# To be done
Output all records precisely as written.

[Records contained in a dataset]
+ + + + +

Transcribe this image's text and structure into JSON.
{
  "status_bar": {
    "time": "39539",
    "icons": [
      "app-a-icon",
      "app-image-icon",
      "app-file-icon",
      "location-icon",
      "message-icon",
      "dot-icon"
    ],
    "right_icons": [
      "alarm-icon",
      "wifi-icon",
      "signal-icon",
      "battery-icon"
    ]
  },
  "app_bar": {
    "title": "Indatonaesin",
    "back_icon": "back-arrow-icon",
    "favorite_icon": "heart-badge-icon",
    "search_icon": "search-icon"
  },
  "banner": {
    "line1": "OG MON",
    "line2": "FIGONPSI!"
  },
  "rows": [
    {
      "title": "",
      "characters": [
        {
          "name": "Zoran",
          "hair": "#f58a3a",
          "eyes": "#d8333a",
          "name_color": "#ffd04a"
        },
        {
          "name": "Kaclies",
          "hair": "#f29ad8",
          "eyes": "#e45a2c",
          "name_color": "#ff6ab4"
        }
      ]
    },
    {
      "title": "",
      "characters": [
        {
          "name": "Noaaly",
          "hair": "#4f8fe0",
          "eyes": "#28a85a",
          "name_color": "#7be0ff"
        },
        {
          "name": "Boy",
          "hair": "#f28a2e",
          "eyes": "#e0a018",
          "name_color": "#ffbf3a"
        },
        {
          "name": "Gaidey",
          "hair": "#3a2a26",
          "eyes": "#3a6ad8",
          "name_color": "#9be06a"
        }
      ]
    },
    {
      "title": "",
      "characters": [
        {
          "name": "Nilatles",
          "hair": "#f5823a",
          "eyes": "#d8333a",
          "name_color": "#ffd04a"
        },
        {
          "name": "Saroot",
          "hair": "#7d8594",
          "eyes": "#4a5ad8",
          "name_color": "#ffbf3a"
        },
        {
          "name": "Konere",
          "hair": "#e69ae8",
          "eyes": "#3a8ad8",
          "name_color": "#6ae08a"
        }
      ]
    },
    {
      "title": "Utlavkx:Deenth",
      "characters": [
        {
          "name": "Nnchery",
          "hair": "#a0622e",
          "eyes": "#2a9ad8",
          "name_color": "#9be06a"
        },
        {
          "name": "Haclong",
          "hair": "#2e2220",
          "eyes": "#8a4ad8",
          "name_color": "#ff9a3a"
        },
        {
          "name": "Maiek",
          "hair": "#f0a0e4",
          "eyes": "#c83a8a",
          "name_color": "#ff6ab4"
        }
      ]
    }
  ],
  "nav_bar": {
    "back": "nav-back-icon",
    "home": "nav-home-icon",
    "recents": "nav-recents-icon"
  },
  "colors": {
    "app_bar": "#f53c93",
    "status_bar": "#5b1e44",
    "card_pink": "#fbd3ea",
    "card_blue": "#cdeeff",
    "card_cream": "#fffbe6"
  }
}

+ + + + +

# Solution below
Transcribe this image's text and structure into JSON.
{
  "status_bar": {
    "time": "39539",
    "icons": [
      "app-a-icon",
      "app-image-icon",
      "app-file-icon",
      "location-icon",
      "message-icon",
      "dot-icon"
    ],
    "right_icons": [
      "alarm-icon",
      "wifi-icon",
      "signal-icon",
      "battery-icon"
    ]
  },
  "app_bar": {
    "title": "Indatonaesin",
    "back_icon": "back-arrow-icon",
    "favorite_icon": "heart-badge-icon",
    "search_icon": "search-icon"
  },
  "banner": {
    "line1": "OG MON",
    "line2": "FIGONPSI!"
  },
  "rows": [
    {
      "title": "",
      "characters": [
        {
          "name": "Zoran",
          "hair": "#f58a3a",
          "eyes": "#d8333a",
          "name_color": "#ffd04a"
        },
        {
          "name": "Kaclies",
          "hair": "#f29ad8",
          "eyes": "#e45a2c",
          "name_color": "#ff6ab4"
        }
      ]
    },
    {
      "title": "",
      "characters": [
        {
          "name": "Noaaly",
          "hair": "#4f8fe0",
          "eyes": "#28a85a",
          "name_color": "#7be0ff"
        },
        {
          "name": "Boy",
          "hair": "#f28a2e",
          "eyes": "#e0a018",
          "name_color": "#ffbf3a"
        },
        {
          "name": "Gaidey",
          "hair": "#3a2a26",
          "eyes": "#3a6ad8",
          "name_color": "#9be06a"
        }
      ]
    },
    {
      "title": "",
      "characters": [
        {
          "name": "Nilatles",
          "hair": "#f5823a",
          "eyes": "#d8333a",
          "name_color": "#ffd04a"
        },
        {
          "name": "Saroot",
          "hair": "#7d8594",
          "eyes": "#4a5ad8",
          "name_color": "#ffbf3a"
        },
        {
          "name": "Konere",
          "hair": "#e69ae8",
          "eyes": "#3a8ad8",
          "name_color": "#6ae08a"
        }
      ]
    },
    {
      "title": "Utlavkx:Deenth",
      "characters": [
        {
          "name": "Nnchery",
          "hair": "#a0622e",
          "eyes": "#2a9ad8",
          "name_color": "#9be06a"
        },
        {
          "name": "Haclong",
          "hair": "#2e2220",
          "eyes": "#8a4ad8",
          "name_color": "#ff9a3a"
        },
        {
          "name": "Maiek",
          "hair": "#f0a0e4",
          "eyes": "#c83a8a",
          "name_color": "#ff6ab4"
        }
      ]
    }
  ],
  "nav_bar": {
    "back": "nav-back-icon",
    "home": "nav-home-icon",
    "recents": "nav-recents-icon"
  },
  "colors": {
    "app_bar": "#f53c93",
    "status_bar": "#5b1e44",
    "card_pink": "#fbd3ea",
    "card_blue": "#cdeeff",
    "card_cream": "#fffbe6"
  }
}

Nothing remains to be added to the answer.